◆ YOUR INSTRUCTIONS ◆
Once the pictures are set aside, transcribe the remaining data exactly.
****************
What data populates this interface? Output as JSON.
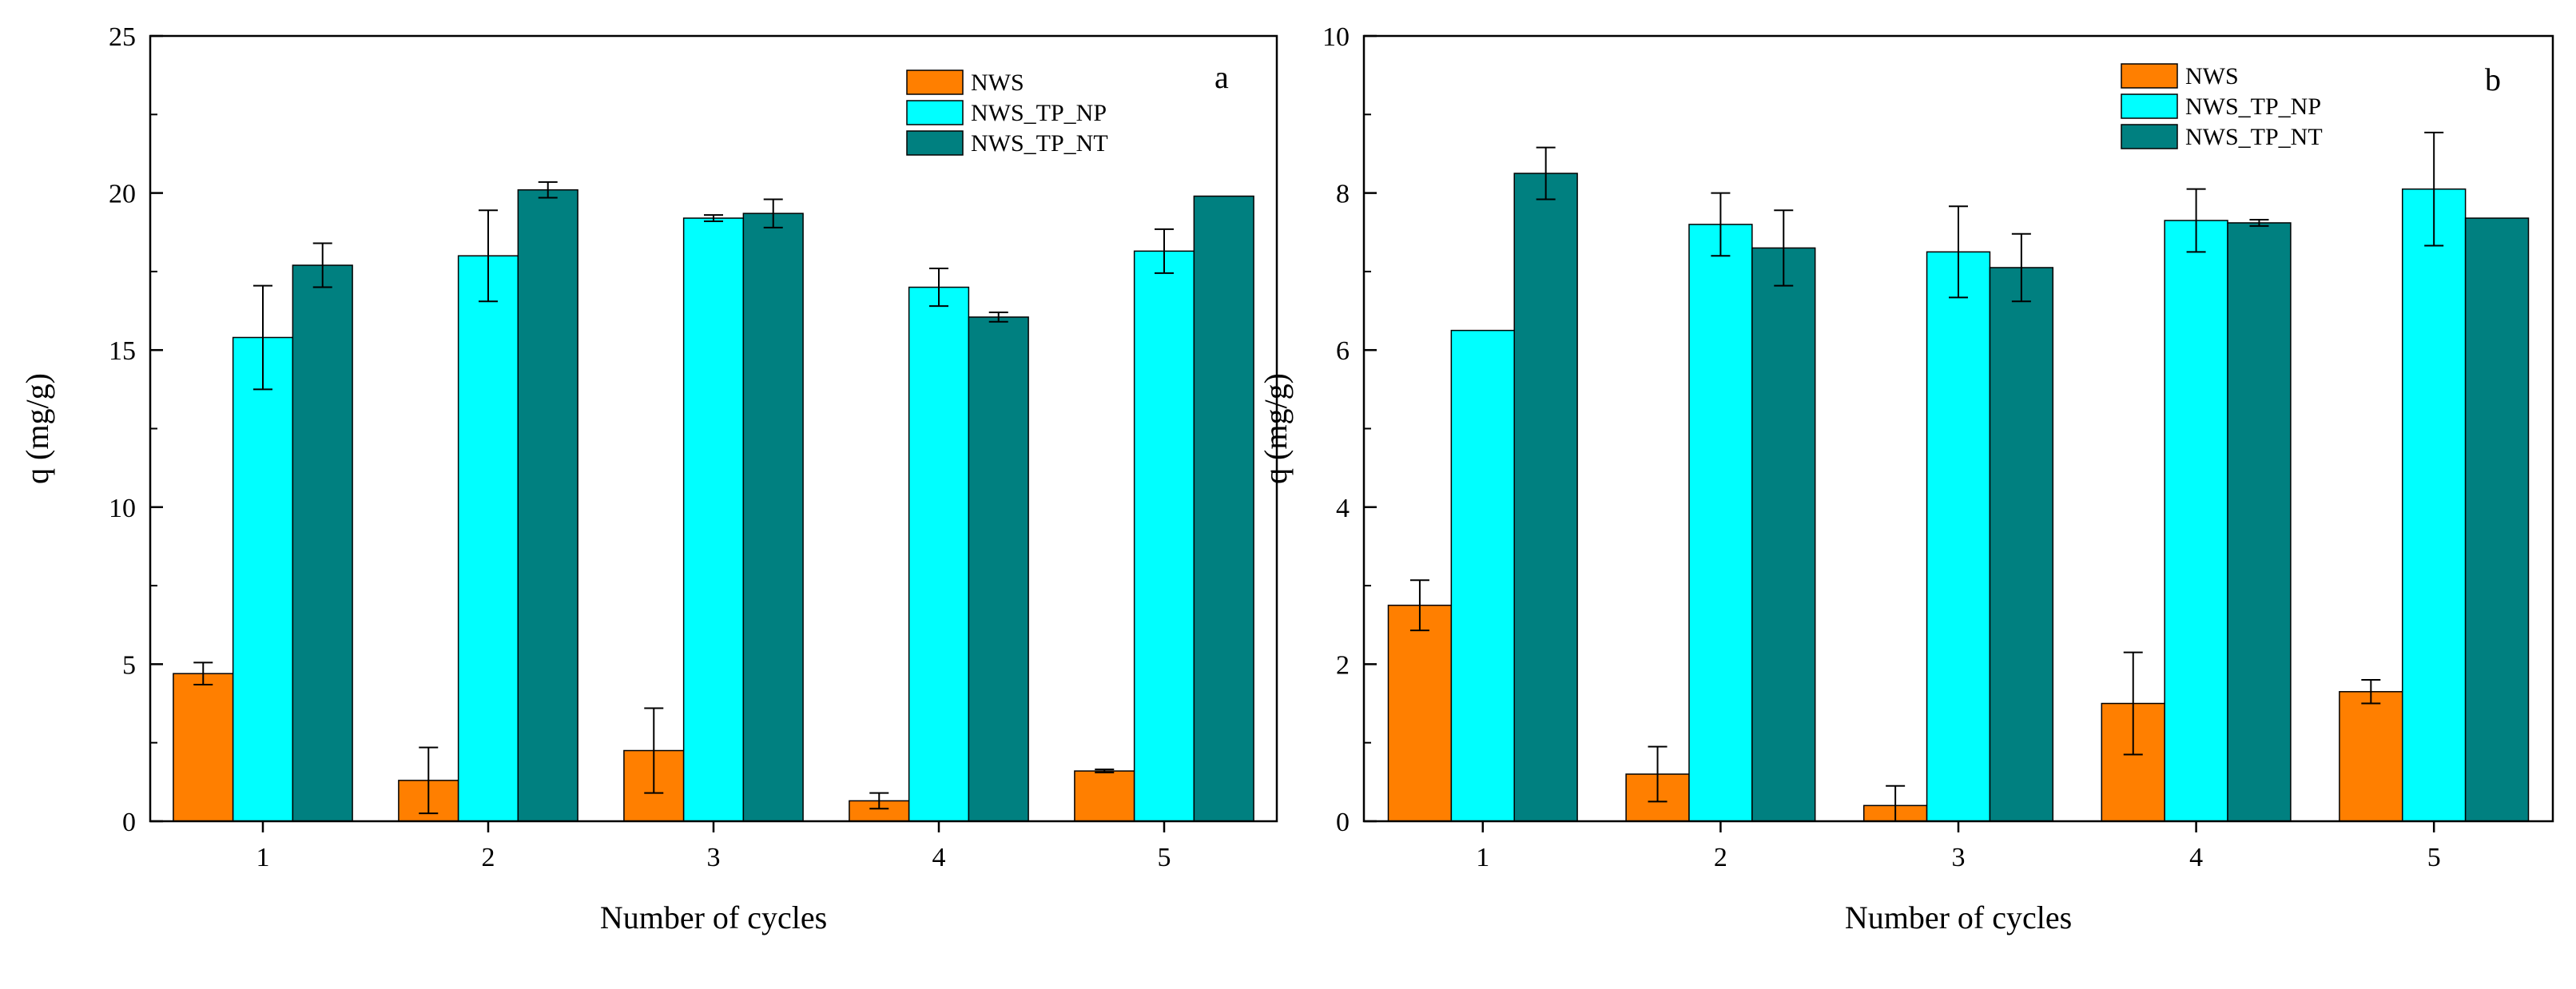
{
  "colors": {
    "NWS": "#FF7F00",
    "NWS_TP_NP": "#00FFFF",
    "NWS_TP_NT": "#008080"
  },
  "chart_data": [
    {
      "type": "bar",
      "panel_letter": "a",
      "categories": [
        "1",
        "2",
        "3",
        "4",
        "5"
      ],
      "series": [
        {
          "name": "NWS",
          "values": [
            4.7,
            1.3,
            2.25,
            0.65,
            1.6
          ],
          "errors": [
            0.35,
            1.05,
            1.35,
            0.25,
            0.05
          ]
        },
        {
          "name": "NWS_TP_NP",
          "values": [
            15.4,
            18.0,
            19.2,
            17.0,
            18.15
          ],
          "errors": [
            1.65,
            1.45,
            0.1,
            0.6,
            0.7
          ]
        },
        {
          "name": "NWS_TP_NT",
          "values": [
            17.7,
            20.1,
            19.35,
            16.05,
            19.9
          ],
          "errors": [
            0.7,
            0.25,
            0.45,
            0.15,
            0.0
          ]
        }
      ],
      "xlabel": "Number of cycles",
      "ylabel": "q (mg/g)",
      "ylim": [
        0,
        25
      ],
      "yticks": [
        "0",
        "5",
        "10",
        "15",
        "20",
        "25"
      ],
      "grid": false,
      "legend": "top-right"
    },
    {
      "type": "bar",
      "panel_letter": "b",
      "categories": [
        "1",
        "2",
        "3",
        "4",
        "5"
      ],
      "series": [
        {
          "name": "NWS",
          "values": [
            2.75,
            0.6,
            0.2,
            1.5,
            1.65
          ],
          "errors": [
            0.32,
            0.35,
            0.25,
            0.65,
            0.15
          ]
        },
        {
          "name": "NWS_TP_NP",
          "values": [
            6.25,
            7.6,
            7.25,
            7.65,
            8.05
          ],
          "errors": [
            0.0,
            0.4,
            0.58,
            0.4,
            0.72
          ]
        },
        {
          "name": "NWS_TP_NT",
          "values": [
            8.25,
            7.3,
            7.05,
            7.62,
            7.68
          ],
          "errors": [
            0.33,
            0.48,
            0.43,
            0.04,
            0.0
          ]
        }
      ],
      "xlabel": "Number of cycles",
      "ylabel": "q (mg/g)",
      "ylim": [
        0,
        10
      ],
      "yticks": [
        "0",
        "2",
        "4",
        "6",
        "8",
        "10"
      ],
      "grid": false,
      "legend": "top-right"
    }
  ]
}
****************
◆ EXERCISE OUTPUT ◆
What data populates this interface? Output as JSON.
{
  "colors": {
    "NWS": "#FF7F00",
    "NWS_TP_NP": "#00FFFF",
    "NWS_TP_NT": "#008080"
  },
  "chart_data": [
    {
      "type": "bar",
      "panel_letter": "a",
      "categories": [
        "1",
        "2",
        "3",
        "4",
        "5"
      ],
      "series": [
        {
          "name": "NWS",
          "values": [
            4.7,
            1.3,
            2.25,
            0.65,
            1.6
          ],
          "errors": [
            0.35,
            1.05,
            1.35,
            0.25,
            0.05
          ]
        },
        {
          "name": "NWS_TP_NP",
          "values": [
            15.4,
            18.0,
            19.2,
            17.0,
            18.15
          ],
          "errors": [
            1.65,
            1.45,
            0.1,
            0.6,
            0.7
          ]
        },
        {
          "name": "NWS_TP_NT",
          "values": [
            17.7,
            20.1,
            19.35,
            16.05,
            19.9
          ],
          "errors": [
            0.7,
            0.25,
            0.45,
            0.15,
            0.0
          ]
        }
      ],
      "xlabel": "Number of cycles",
      "ylabel": "q (mg/g)",
      "ylim": [
        0,
        25
      ],
      "yticks": [
        "0",
        "5",
        "10",
        "15",
        "20",
        "25"
      ],
      "grid": false,
      "legend": "top-right"
    },
    {
      "type": "bar",
      "panel_letter": "b",
      "categories": [
        "1",
        "2",
        "3",
        "4",
        "5"
      ],
      "series": [
        {
          "name": "NWS",
          "values": [
            2.75,
            0.6,
            0.2,
            1.5,
            1.65
          ],
          "errors": [
            0.32,
            0.35,
            0.25,
            0.65,
            0.15
          ]
        },
        {
          "name": "NWS_TP_NP",
          "values": [
            6.25,
            7.6,
            7.25,
            7.65,
            8.05
          ],
          "errors": [
            0.0,
            0.4,
            0.58,
            0.4,
            0.72
          ]
        },
        {
          "name": "NWS_TP_NT",
          "values": [
            8.25,
            7.3,
            7.05,
            7.62,
            7.68
          ],
          "errors": [
            0.33,
            0.48,
            0.43,
            0.04,
            0.0
          ]
        }
      ],
      "xlabel": "Number of cycles",
      "ylabel": "q (mg/g)",
      "ylim": [
        0,
        10
      ],
      "yticks": [
        "0",
        "2",
        "4",
        "6",
        "8",
        "10"
      ],
      "grid": false,
      "legend": "top-right"
    }
  ]
}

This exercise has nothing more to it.